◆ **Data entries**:
┏━━
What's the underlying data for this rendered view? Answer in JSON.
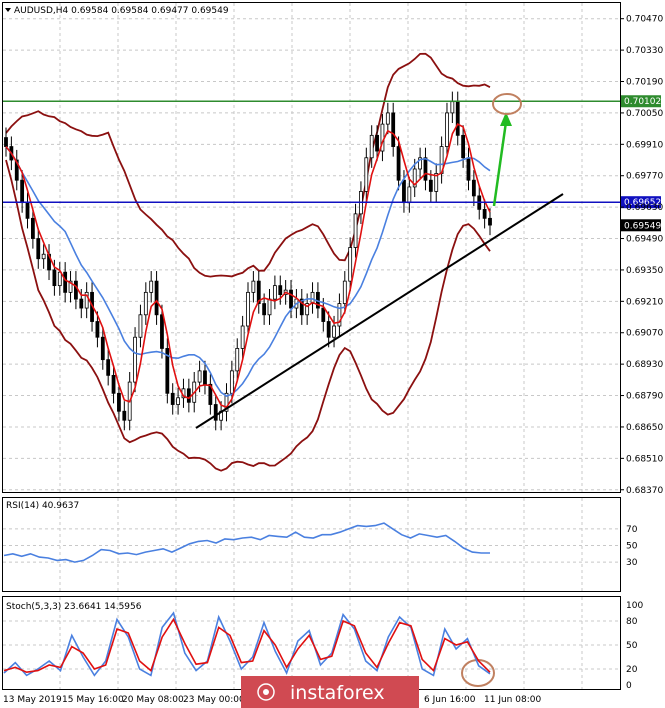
{
  "chart_data": {
    "type": "candlestick",
    "symbol_header": "AUDUSD,H4 0.69584 0.69584 0.69477 0.69549",
    "price_axis": {
      "ticks": [
        "0.70470",
        "0.70330",
        "0.70190",
        "0.70050",
        "0.69910",
        "0.69770",
        "0.69630",
        "0.69490",
        "0.69350",
        "0.69210",
        "0.69070",
        "0.68930",
        "0.68790",
        "0.68650",
        "0.68510",
        "0.68370"
      ],
      "ylim": [
        0.6836,
        0.7054
      ]
    },
    "time_axis": {
      "ticks": [
        "13 May 2019",
        "15 May 16:00",
        "20 May 08:00",
        "23 May 00:00",
        "6 Jun 16:00",
        "11 Jun 08:00"
      ]
    },
    "levels": [
      {
        "label": "0.70102",
        "value": 0.70102,
        "color": "#2e8b2e"
      },
      {
        "label": "0.69652",
        "value": 0.69652,
        "color": "#1010c0"
      },
      {
        "label": "0.69549",
        "value": 0.69549,
        "color": "#000000"
      }
    ],
    "close_series": [
      0.699,
      0.6984,
      0.6975,
      0.6965,
      0.6958,
      0.6949,
      0.694,
      0.6942,
      0.6935,
      0.6928,
      0.6934,
      0.6925,
      0.693,
      0.6922,
      0.6918,
      0.6925,
      0.6912,
      0.6905,
      0.6895,
      0.6888,
      0.688,
      0.6872,
      0.6868,
      0.6885,
      0.6905,
      0.6915,
      0.6925,
      0.693,
      0.6915,
      0.69,
      0.688,
      0.6875,
      0.6878,
      0.6882,
      0.6876,
      0.6885,
      0.689,
      0.6884,
      0.6875,
      0.6868,
      0.6872,
      0.688,
      0.689,
      0.69,
      0.691,
      0.6925,
      0.693,
      0.692,
      0.6915,
      0.6922,
      0.6928,
      0.6924,
      0.6926,
      0.6918,
      0.6922,
      0.6915,
      0.692,
      0.6925,
      0.6918,
      0.6912,
      0.6905,
      0.691,
      0.692,
      0.693,
      0.6945,
      0.696,
      0.697,
      0.6985,
      0.6995,
      0.6988,
      0.7,
      0.7005,
      0.699,
      0.6975,
      0.6965,
      0.6972,
      0.698,
      0.6985,
      0.6975,
      0.697,
      0.6978,
      0.699,
      0.7005,
      0.701,
      0.6995,
      0.6985,
      0.6975,
      0.6968,
      0.6962,
      0.6958,
      0.6955
    ],
    "rsi": {
      "label": "RSI(14) 40.9637",
      "ticks": [
        "70",
        "50",
        "30"
      ],
      "ylim": [
        0,
        100
      ],
      "values": [
        38,
        40,
        37,
        40,
        36,
        35,
        32,
        33,
        30,
        32,
        38,
        45,
        44,
        40,
        41,
        39,
        42,
        44,
        46,
        42,
        47,
        52,
        55,
        56,
        53,
        58,
        57,
        59,
        60,
        57,
        62,
        61,
        60,
        66,
        60,
        59,
        63,
        63,
        66,
        70,
        74,
        73,
        74,
        77,
        70,
        63,
        59,
        64,
        62,
        60,
        62,
        55,
        47,
        42,
        41,
        41
      ]
    },
    "stoch": {
      "label": "Stoch(5,3,3) 23.6641 14.5956",
      "ticks": [
        "100",
        "80",
        "50",
        "20",
        "0"
      ],
      "ylim": [
        0,
        100
      ],
      "main": [
        15,
        28,
        12,
        20,
        30,
        18,
        62,
        35,
        12,
        30,
        82,
        60,
        20,
        12,
        72,
        90,
        40,
        18,
        30,
        85,
        55,
        20,
        35,
        78,
        42,
        15,
        55,
        68,
        25,
        40,
        88,
        70,
        30,
        18,
        60,
        85,
        72,
        20,
        12,
        70,
        45,
        58,
        24,
        14
      ],
      "signal": [
        18,
        22,
        16,
        18,
        25,
        22,
        48,
        40,
        20,
        25,
        70,
        65,
        30,
        18,
        60,
        82,
        52,
        26,
        28,
        72,
        62,
        28,
        30,
        68,
        50,
        22,
        45,
        62,
        32,
        36,
        80,
        74,
        40,
        22,
        52,
        78,
        74,
        32,
        18,
        58,
        50,
        54,
        30,
        16
      ]
    },
    "watermark": "instaforex"
  }
}
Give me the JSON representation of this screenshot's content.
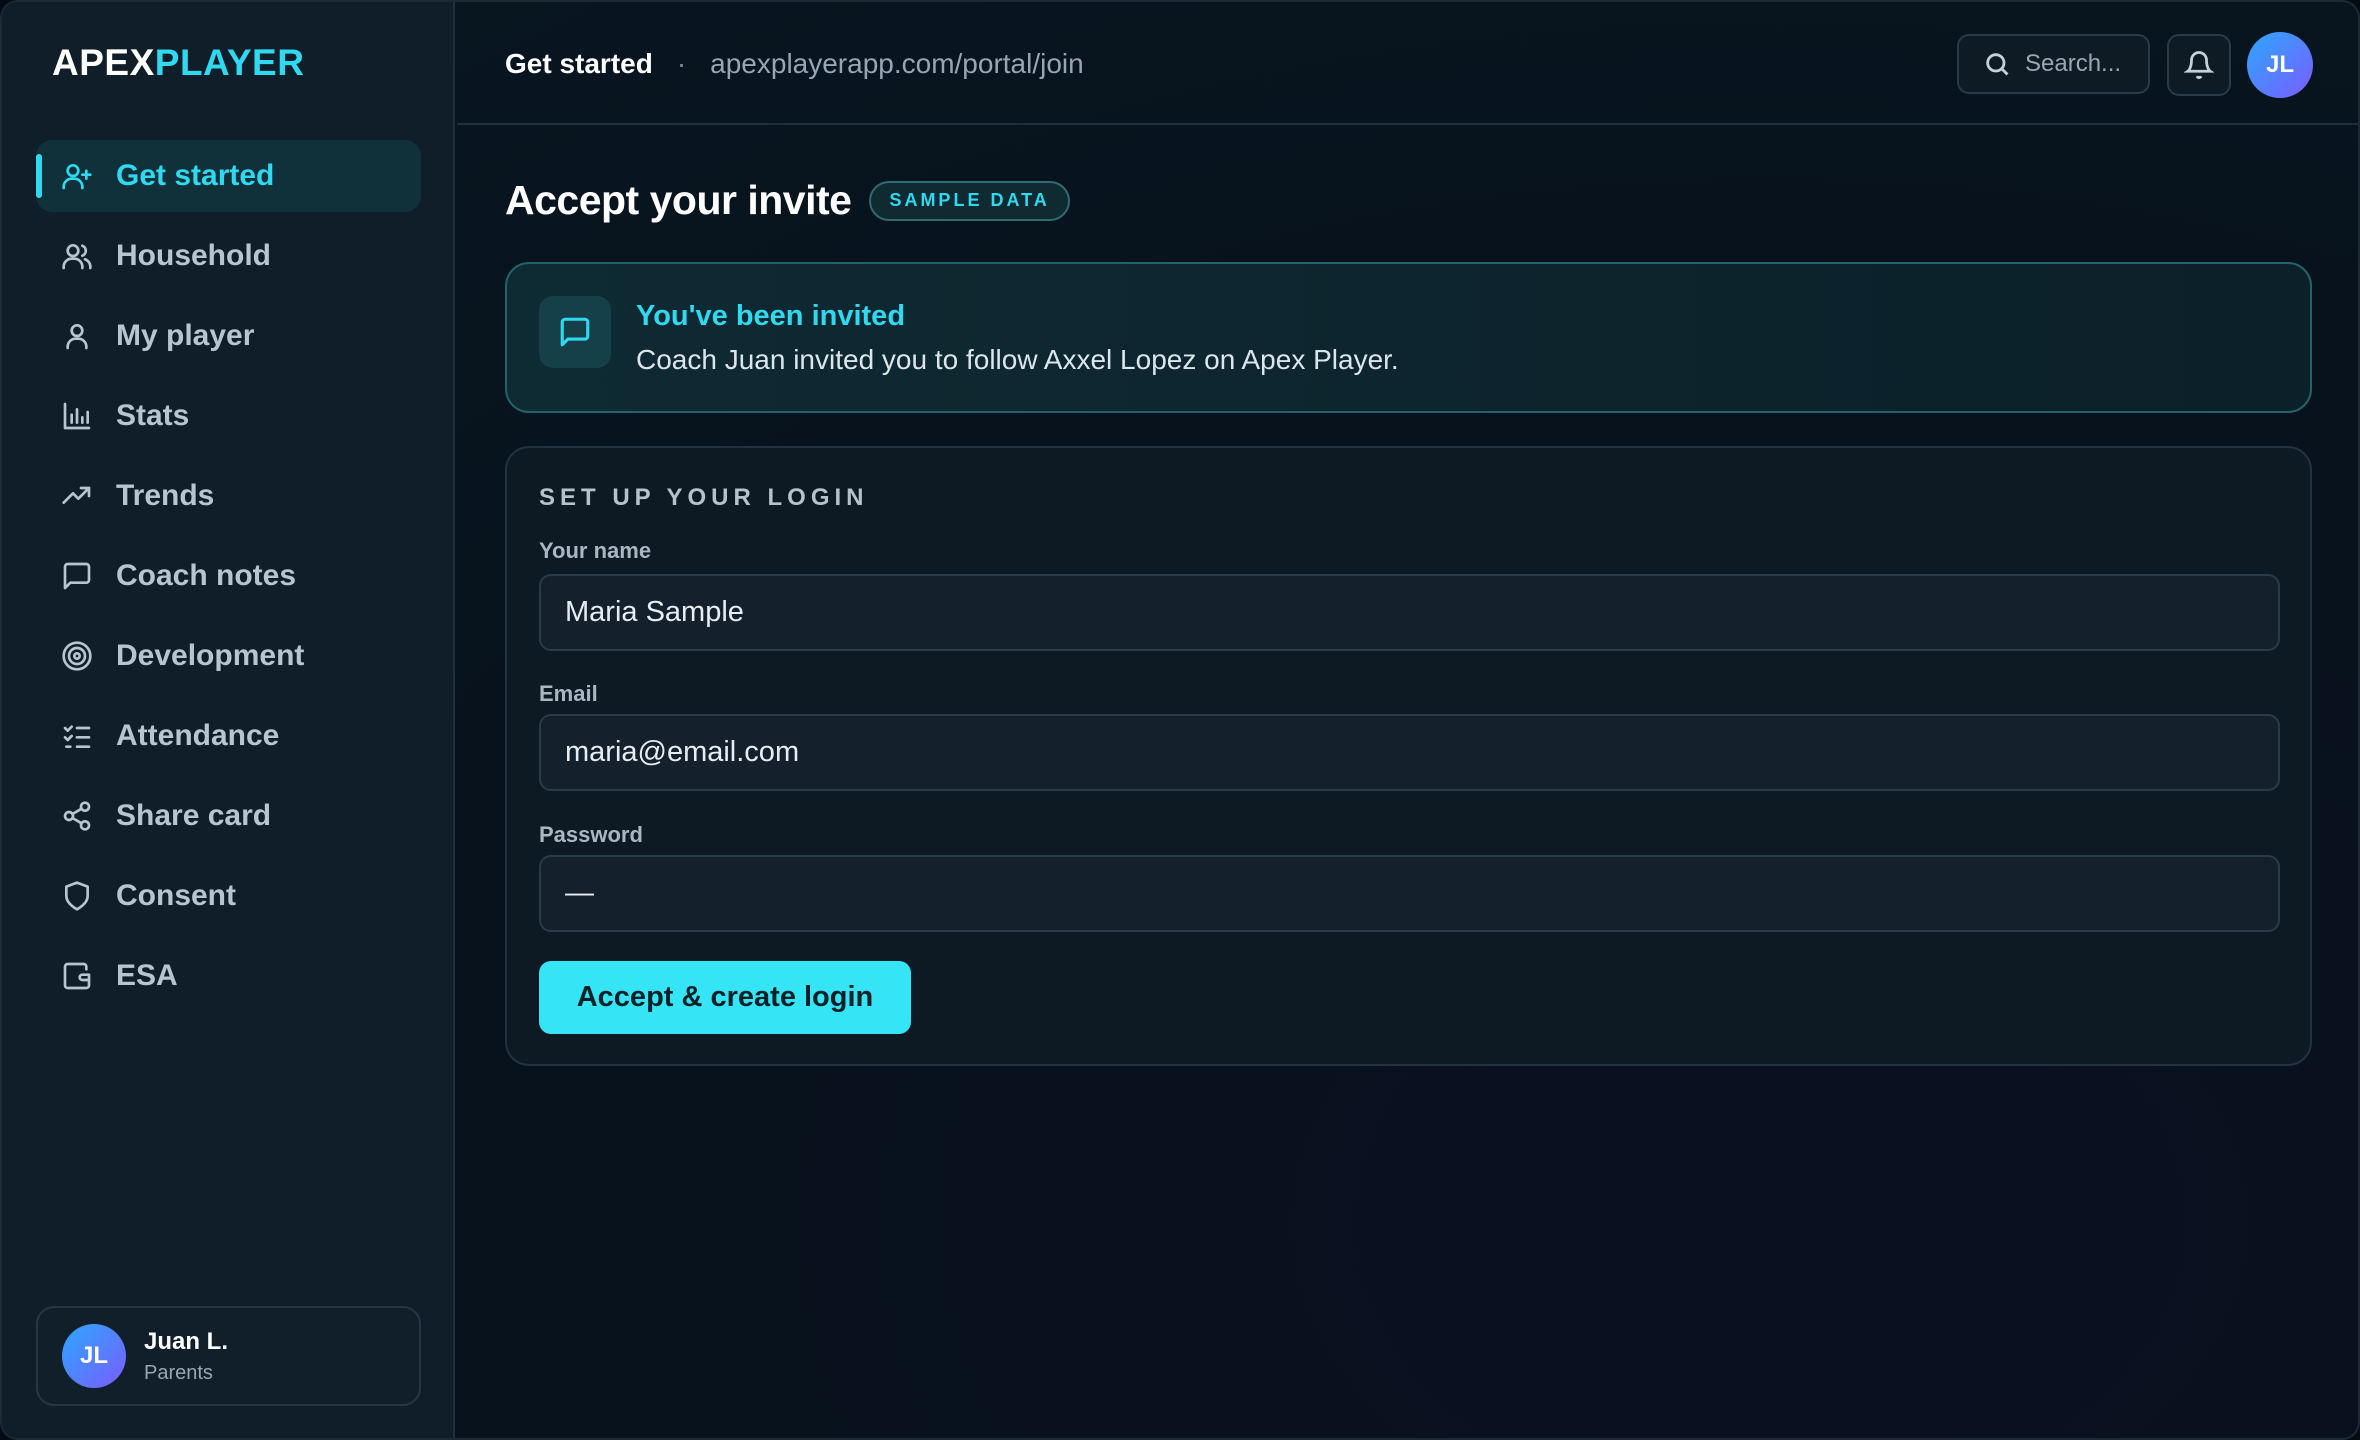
{
  "app": {
    "logo_part1": "APEX",
    "logo_part2": "PLAYER",
    "accent": "#2fd9f0"
  },
  "sidebar": {
    "items": [
      {
        "label": "Get started",
        "icon": "user-plus-icon",
        "active": true
      },
      {
        "label": "Household",
        "icon": "users-icon"
      },
      {
        "label": "My player",
        "icon": "user-icon"
      },
      {
        "label": "Stats",
        "icon": "bar-chart-icon"
      },
      {
        "label": "Trends",
        "icon": "trending-up-icon"
      },
      {
        "label": "Coach notes",
        "icon": "message-square-icon"
      },
      {
        "label": "Development",
        "icon": "target-icon"
      },
      {
        "label": "Attendance",
        "icon": "list-checks-icon"
      },
      {
        "label": "Share card",
        "icon": "share-icon"
      },
      {
        "label": "Consent",
        "icon": "shield-icon"
      },
      {
        "label": "ESA",
        "icon": "wallet-icon"
      }
    ],
    "user": {
      "initials": "JL",
      "name": "Juan L.",
      "role": "Parents"
    }
  },
  "header": {
    "title": "Get started",
    "separator": "·",
    "url": "apexplayerapp.com/portal/join",
    "search_placeholder": "Search...",
    "avatar_initials": "JL"
  },
  "main": {
    "page_title": "Accept your invite",
    "badge": "SAMPLE DATA",
    "invite": {
      "title": "You've been invited",
      "text": "Coach Juan invited you to follow Axxel Lopez on Apex Player."
    },
    "form": {
      "section_title": "SET UP YOUR LOGIN",
      "name_label": "Your name",
      "name_value": "Maria Sample",
      "email_label": "Email",
      "email_value": "maria@email.com",
      "password_label": "Password",
      "password_value": "—",
      "submit_label": "Accept & create login"
    }
  }
}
┗━━
◆ **THE REQUEST**: Give all the entries again exactly, dropping each picture.

◆ **FINISHED TASK**:
What's the underlying data for this rendered view? Answer in JSON.
{
  "chart_data": {
    "type": "candlestick",
    "symbol_header": "AUDUSD,H4 0.69584 0.69584 0.69477 0.69549",
    "price_axis": {
      "ticks": [
        "0.70470",
        "0.70330",
        "0.70190",
        "0.70050",
        "0.69910",
        "0.69770",
        "0.69630",
        "0.69490",
        "0.69350",
        "0.69210",
        "0.69070",
        "0.68930",
        "0.68790",
        "0.68650",
        "0.68510",
        "0.68370"
      ],
      "ylim": [
        0.6836,
        0.7054
      ]
    },
    "time_axis": {
      "ticks": [
        "13 May 2019",
        "15 May 16:00",
        "20 May 08:00",
        "23 May 00:00",
        "6 Jun 16:00",
        "11 Jun 08:00"
      ]
    },
    "levels": [
      {
        "label": "0.70102",
        "value": 0.70102,
        "color": "#2e8b2e"
      },
      {
        "label": "0.69652",
        "value": 0.69652,
        "color": "#1010c0"
      },
      {
        "label": "0.69549",
        "value": 0.69549,
        "color": "#000000"
      }
    ],
    "close_series": [
      0.699,
      0.6984,
      0.6975,
      0.6965,
      0.6958,
      0.6949,
      0.694,
      0.6942,
      0.6935,
      0.6928,
      0.6934,
      0.6925,
      0.693,
      0.6922,
      0.6918,
      0.6925,
      0.6912,
      0.6905,
      0.6895,
      0.6888,
      0.688,
      0.6872,
      0.6868,
      0.6885,
      0.6905,
      0.6915,
      0.6925,
      0.693,
      0.6915,
      0.69,
      0.688,
      0.6875,
      0.6878,
      0.6882,
      0.6876,
      0.6885,
      0.689,
      0.6884,
      0.6875,
      0.6868,
      0.6872,
      0.688,
      0.689,
      0.69,
      0.691,
      0.6925,
      0.693,
      0.692,
      0.6915,
      0.6922,
      0.6928,
      0.6924,
      0.6926,
      0.6918,
      0.6922,
      0.6915,
      0.692,
      0.6925,
      0.6918,
      0.6912,
      0.6905,
      0.691,
      0.692,
      0.693,
      0.6945,
      0.696,
      0.697,
      0.6985,
      0.6995,
      0.6988,
      0.7,
      0.7005,
      0.699,
      0.6975,
      0.6965,
      0.6972,
      0.698,
      0.6985,
      0.6975,
      0.697,
      0.6978,
      0.699,
      0.7005,
      0.701,
      0.6995,
      0.6985,
      0.6975,
      0.6968,
      0.6962,
      0.6958,
      0.6955
    ],
    "rsi": {
      "label": "RSI(14) 40.9637",
      "ticks": [
        "70",
        "50",
        "30"
      ],
      "ylim": [
        0,
        100
      ],
      "values": [
        38,
        40,
        37,
        40,
        36,
        35,
        32,
        33,
        30,
        32,
        38,
        45,
        44,
        40,
        41,
        39,
        42,
        44,
        46,
        42,
        47,
        52,
        55,
        56,
        53,
        58,
        57,
        59,
        60,
        57,
        62,
        61,
        60,
        66,
        60,
        59,
        63,
        63,
        66,
        70,
        74,
        73,
        74,
        77,
        70,
        63,
        59,
        64,
        62,
        60,
        62,
        55,
        47,
        42,
        41,
        41
      ]
    },
    "stoch": {
      "label": "Stoch(5,3,3) 23.6641 14.5956",
      "ticks": [
        "100",
        "80",
        "50",
        "20",
        "0"
      ],
      "ylim": [
        0,
        100
      ],
      "main": [
        15,
        28,
        12,
        20,
        30,
        18,
        62,
        35,
        12,
        30,
        82,
        60,
        20,
        12,
        72,
        90,
        40,
        18,
        30,
        85,
        55,
        20,
        35,
        78,
        42,
        15,
        55,
        68,
        25,
        40,
        88,
        70,
        30,
        18,
        60,
        85,
        72,
        20,
        12,
        70,
        45,
        58,
        24,
        14
      ],
      "signal": [
        18,
        22,
        16,
        18,
        25,
        22,
        48,
        40,
        20,
        25,
        70,
        65,
        30,
        18,
        60,
        82,
        52,
        26,
        28,
        72,
        62,
        28,
        30,
        68,
        50,
        22,
        45,
        62,
        32,
        36,
        80,
        74,
        40,
        22,
        52,
        78,
        74,
        32,
        18,
        58,
        50,
        54,
        30,
        16
      ]
    },
    "watermark": "instaforex"
  }
}
Give me the JSON representation of this screenshot's content.
{
  "app": {
    "logo_part1": "APEX",
    "logo_part2": "PLAYER",
    "accent": "#2fd9f0"
  },
  "sidebar": {
    "items": [
      {
        "label": "Get started",
        "icon": "user-plus-icon",
        "active": true
      },
      {
        "label": "Household",
        "icon": "users-icon"
      },
      {
        "label": "My player",
        "icon": "user-icon"
      },
      {
        "label": "Stats",
        "icon": "bar-chart-icon"
      },
      {
        "label": "Trends",
        "icon": "trending-up-icon"
      },
      {
        "label": "Coach notes",
        "icon": "message-square-icon"
      },
      {
        "label": "Development",
        "icon": "target-icon"
      },
      {
        "label": "Attendance",
        "icon": "list-checks-icon"
      },
      {
        "label": "Share card",
        "icon": "share-icon"
      },
      {
        "label": "Consent",
        "icon": "shield-icon"
      },
      {
        "label": "ESA",
        "icon": "wallet-icon"
      }
    ],
    "user": {
      "initials": "JL",
      "name": "Juan L.",
      "role": "Parents"
    }
  },
  "header": {
    "title": "Get started",
    "separator": "·",
    "url": "apexplayerapp.com/portal/join",
    "search_placeholder": "Search...",
    "avatar_initials": "JL"
  },
  "main": {
    "page_title": "Accept your invite",
    "badge": "SAMPLE DATA",
    "invite": {
      "title": "You've been invited",
      "text": "Coach Juan invited you to follow Axxel Lopez on Apex Player."
    },
    "form": {
      "section_title": "SET UP YOUR LOGIN",
      "name_label": "Your name",
      "name_value": "Maria Sample",
      "email_label": "Email",
      "email_value": "maria@email.com",
      "password_label": "Password",
      "password_value": "—",
      "submit_label": "Accept & create login"
    }
  }
}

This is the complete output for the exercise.